Also upon the earlier of Rubin's death or January 5, 2007, the Trust provided that defendant JPM would become an additional trustee (AC ¶ 8; Trust § 15:01). The Trust conferred broad powers upon its trustees with regard to the purchase and sale of stocks, bonds, securities, real and personal property (Trust §§10:01, 10:03). JPM was specifically authorized to invest in "any security, account, proprietary mutual fund, or common trust fund issued, held, or administered by [JPM], or by any parent, subsidiary, [or] affiliated corporation" (Trust §§10:01). JPM was permitted to resign at any time, or, after serving for at least 36 months, be removed by the individual trustee (Trust § 15:01(B)(2)).

Rubin died on December 16, 2005 (AC ¶ 12). At that time (and as of the filing of the complaint) all three sons were still alive (Id). Accordingly, pursuant to the terms of the Trust, JPM became a trustee and separate trusts accounts were created for each son (Id). In the February 15, 2006 Letter Agreement, Alex delegated the investment and management of the trust assets to JPM. The Letter Agreement recited that the delegation was being made in a manner consistent with the Trust, and that it complied with the Prudent Investor Act insofar as Alex had exercised care, skill and caution in designating JPM as a suitable designee, and would periodically review JPM's exercise of its obligations (Letter Agreement, p.1). With respect to JPM's duties, the Letter Agreement provided that:

The complaint asserts that separate letter agreements were executed for each of the three trust accounts (AC 13). However, exhibit B to the complaint, denominated as the "Letter Agreement," relates solely to the account for Jesse. For the purpose of this motion, I presume that the other two letters were identical or substantially similar.

On an ongoing basis, [JPM] will determine the asset allocation target ranges (the percentage of the total Trust Portfolio to be applied to each asset class -stock, bonds and cash). In addition, from time to time [JPM] will select the specific securities to be purchased and sold within each of these classes, including, proprietary mutual funds, third party mutual funds, individual stocks, individual bonds and JPMorgan Chase Bank or Chase deposit account. These decisions will be based upon [JPM's] views of the outlook for global economies, bond and equity markets and upon [JPM's] views of specific securities and industries.

* * *
On a periodic basis, at least annually, [JPM] will review the asset allocation of the trust portfolio and make adjustments by purchasing and selling securities as deemed appropriate, taking into consideration the target ranges for the agreed upon objective and other circumstances such as taxes, liquidity needs and views of the economy and markets. Principal cash additions to the Trust will be invested by [JPM] in accordance with the then current asset allocation target ranges at the time of the deposit or at the time
of the next rebalancing, at [JPM"s] option. If necessary to make distributions from the Trust, [JPM] will liquidate securities in proportions equal to the then current asset allocation target ranges at the time of the liquidation.

> THE TASKS:
1) In the opinion on the Rubin trust, list the kinds of securities and accounts that the Letter Agreement says JPM may select within each asset class.
2) Copy word for word the passage of the opinion on the Rubin trust starting at "The complaint asserts" and ending at "or substantially similar.".
The entries are separate material and not part of the opinion on the Rubin trust.

> RECORD EXCERPTS:
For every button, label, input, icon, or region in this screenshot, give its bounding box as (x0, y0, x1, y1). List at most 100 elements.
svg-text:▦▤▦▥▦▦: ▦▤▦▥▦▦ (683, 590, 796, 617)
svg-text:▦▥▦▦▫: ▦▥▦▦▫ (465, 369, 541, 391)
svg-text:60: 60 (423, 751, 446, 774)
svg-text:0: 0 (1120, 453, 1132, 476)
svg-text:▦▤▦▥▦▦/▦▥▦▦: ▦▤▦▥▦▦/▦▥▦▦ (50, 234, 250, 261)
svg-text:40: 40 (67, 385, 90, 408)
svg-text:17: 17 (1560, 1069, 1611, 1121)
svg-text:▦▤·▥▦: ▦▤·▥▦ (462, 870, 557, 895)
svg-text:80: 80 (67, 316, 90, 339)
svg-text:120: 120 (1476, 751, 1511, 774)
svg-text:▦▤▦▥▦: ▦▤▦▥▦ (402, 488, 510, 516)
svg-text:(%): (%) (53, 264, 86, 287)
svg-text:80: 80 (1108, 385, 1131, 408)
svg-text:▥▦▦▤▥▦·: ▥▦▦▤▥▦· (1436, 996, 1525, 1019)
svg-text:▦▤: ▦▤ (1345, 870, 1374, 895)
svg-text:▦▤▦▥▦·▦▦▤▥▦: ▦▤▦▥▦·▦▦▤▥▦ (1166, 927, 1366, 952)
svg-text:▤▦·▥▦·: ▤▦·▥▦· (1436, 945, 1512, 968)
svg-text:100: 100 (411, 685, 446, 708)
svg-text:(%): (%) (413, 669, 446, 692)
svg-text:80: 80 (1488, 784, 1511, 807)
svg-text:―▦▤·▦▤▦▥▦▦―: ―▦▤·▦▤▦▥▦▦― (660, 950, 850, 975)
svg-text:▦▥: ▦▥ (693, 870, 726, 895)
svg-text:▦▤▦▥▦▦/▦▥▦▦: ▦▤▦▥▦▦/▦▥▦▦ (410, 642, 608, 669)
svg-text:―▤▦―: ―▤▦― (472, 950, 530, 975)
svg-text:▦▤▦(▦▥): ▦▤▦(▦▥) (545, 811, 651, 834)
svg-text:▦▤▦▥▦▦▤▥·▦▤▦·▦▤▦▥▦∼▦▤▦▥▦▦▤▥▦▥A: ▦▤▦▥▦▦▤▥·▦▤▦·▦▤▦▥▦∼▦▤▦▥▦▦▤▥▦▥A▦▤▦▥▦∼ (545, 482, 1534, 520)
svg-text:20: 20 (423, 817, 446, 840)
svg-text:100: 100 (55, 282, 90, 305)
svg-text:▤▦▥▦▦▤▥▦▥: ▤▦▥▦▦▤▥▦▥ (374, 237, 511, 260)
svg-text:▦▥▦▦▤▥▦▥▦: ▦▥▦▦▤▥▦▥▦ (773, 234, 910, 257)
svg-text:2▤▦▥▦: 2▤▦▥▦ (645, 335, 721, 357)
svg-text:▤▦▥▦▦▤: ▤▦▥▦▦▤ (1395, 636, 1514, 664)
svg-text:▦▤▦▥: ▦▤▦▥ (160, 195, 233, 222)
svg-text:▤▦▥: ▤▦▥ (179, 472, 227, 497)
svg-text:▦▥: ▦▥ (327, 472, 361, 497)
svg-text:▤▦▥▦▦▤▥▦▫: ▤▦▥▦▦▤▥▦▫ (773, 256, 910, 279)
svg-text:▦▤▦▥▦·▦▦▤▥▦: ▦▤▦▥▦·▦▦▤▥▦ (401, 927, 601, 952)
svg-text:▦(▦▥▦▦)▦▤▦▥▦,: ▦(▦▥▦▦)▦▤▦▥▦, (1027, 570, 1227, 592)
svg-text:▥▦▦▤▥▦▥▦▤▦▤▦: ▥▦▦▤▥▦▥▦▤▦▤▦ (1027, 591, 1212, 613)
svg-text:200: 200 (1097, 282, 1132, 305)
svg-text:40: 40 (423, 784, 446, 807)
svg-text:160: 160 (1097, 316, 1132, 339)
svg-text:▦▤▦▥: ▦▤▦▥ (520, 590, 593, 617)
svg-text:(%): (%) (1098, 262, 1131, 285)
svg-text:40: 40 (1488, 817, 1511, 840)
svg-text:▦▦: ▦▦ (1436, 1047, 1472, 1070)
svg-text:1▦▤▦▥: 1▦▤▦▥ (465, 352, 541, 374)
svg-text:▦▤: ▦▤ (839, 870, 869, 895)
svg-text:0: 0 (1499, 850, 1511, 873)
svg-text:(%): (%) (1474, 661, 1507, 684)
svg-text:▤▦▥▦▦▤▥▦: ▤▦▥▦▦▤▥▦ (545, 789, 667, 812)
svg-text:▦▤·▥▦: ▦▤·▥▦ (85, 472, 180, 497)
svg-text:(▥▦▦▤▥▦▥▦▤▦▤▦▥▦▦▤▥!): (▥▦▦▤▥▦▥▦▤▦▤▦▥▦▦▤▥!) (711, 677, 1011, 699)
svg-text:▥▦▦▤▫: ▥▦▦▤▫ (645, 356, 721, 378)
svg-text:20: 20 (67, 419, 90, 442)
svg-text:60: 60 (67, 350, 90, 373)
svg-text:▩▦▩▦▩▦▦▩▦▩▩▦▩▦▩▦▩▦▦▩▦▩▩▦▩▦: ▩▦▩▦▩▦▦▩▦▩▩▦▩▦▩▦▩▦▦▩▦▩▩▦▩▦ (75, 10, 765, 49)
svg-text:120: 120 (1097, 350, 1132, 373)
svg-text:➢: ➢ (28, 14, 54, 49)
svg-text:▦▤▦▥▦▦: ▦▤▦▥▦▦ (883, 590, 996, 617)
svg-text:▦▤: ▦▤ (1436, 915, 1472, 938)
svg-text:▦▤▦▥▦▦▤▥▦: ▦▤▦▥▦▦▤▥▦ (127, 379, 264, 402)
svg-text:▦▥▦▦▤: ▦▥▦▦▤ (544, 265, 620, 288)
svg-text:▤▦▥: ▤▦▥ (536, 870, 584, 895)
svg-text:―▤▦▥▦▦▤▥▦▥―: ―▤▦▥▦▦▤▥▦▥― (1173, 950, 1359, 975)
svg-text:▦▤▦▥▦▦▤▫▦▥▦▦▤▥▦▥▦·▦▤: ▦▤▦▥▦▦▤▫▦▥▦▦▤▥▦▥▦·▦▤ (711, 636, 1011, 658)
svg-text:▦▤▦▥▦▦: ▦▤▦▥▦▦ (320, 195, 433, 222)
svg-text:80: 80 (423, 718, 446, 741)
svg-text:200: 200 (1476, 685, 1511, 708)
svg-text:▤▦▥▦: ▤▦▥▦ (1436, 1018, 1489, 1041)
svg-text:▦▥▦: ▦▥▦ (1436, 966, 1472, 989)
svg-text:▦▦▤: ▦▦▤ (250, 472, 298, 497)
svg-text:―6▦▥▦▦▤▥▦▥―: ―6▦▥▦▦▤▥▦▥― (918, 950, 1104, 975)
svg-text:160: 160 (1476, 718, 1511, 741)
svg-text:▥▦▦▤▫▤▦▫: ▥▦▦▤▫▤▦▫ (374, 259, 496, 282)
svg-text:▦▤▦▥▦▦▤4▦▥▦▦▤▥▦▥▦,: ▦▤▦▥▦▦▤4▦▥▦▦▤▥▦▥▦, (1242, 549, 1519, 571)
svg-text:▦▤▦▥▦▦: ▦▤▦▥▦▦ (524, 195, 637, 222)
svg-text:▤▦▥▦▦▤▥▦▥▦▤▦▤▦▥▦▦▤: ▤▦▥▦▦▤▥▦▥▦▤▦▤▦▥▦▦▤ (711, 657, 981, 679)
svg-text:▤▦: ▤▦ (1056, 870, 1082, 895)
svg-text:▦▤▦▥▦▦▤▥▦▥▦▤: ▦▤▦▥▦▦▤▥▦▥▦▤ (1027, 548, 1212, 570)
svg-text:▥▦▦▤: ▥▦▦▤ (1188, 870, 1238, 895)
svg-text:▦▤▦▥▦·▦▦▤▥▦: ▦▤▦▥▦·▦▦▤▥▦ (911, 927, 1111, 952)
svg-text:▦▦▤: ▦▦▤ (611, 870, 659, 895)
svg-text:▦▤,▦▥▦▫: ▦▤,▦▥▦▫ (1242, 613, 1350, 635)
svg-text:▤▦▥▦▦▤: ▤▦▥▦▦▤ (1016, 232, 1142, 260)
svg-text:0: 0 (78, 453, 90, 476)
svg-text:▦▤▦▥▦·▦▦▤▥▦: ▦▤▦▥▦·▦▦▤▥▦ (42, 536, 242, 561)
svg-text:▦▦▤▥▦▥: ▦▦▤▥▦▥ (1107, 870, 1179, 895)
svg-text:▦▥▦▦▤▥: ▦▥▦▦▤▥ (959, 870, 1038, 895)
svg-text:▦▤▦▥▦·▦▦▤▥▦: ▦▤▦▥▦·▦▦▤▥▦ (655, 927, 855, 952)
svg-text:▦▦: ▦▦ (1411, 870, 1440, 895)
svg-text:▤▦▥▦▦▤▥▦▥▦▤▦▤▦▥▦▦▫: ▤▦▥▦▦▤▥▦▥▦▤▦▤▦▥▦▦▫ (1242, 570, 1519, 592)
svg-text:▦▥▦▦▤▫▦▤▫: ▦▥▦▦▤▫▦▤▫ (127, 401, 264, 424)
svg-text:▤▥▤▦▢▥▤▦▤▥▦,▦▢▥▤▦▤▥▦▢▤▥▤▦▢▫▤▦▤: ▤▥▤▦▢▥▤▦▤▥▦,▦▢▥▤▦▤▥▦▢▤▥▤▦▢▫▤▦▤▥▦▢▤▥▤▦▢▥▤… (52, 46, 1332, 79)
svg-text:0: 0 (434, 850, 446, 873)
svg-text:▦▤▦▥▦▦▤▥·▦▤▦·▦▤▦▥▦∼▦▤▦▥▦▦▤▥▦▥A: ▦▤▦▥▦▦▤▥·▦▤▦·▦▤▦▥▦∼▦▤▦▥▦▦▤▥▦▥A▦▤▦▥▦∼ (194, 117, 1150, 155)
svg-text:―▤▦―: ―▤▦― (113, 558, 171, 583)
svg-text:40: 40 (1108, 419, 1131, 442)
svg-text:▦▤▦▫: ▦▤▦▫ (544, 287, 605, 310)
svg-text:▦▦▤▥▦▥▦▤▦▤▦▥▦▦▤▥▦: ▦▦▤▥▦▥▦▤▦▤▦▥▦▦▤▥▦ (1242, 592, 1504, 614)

> FULL SOLUTIONS:
1)
- proprietary mutual funds
- third party mutual funds
- individual stocks
- individual bonds
- JPMorgan Chase Bank or Chase deposit account

2)
The complaint asserts that separate letter agreements were executed for each of the three trust accounts (AC 13). However, exhibit B to the complaint, denominated as the "Letter Agreement," relates solely to the account for Jesse. For the purpose of this motion, I presume that the other two letters were identical or substantially similar.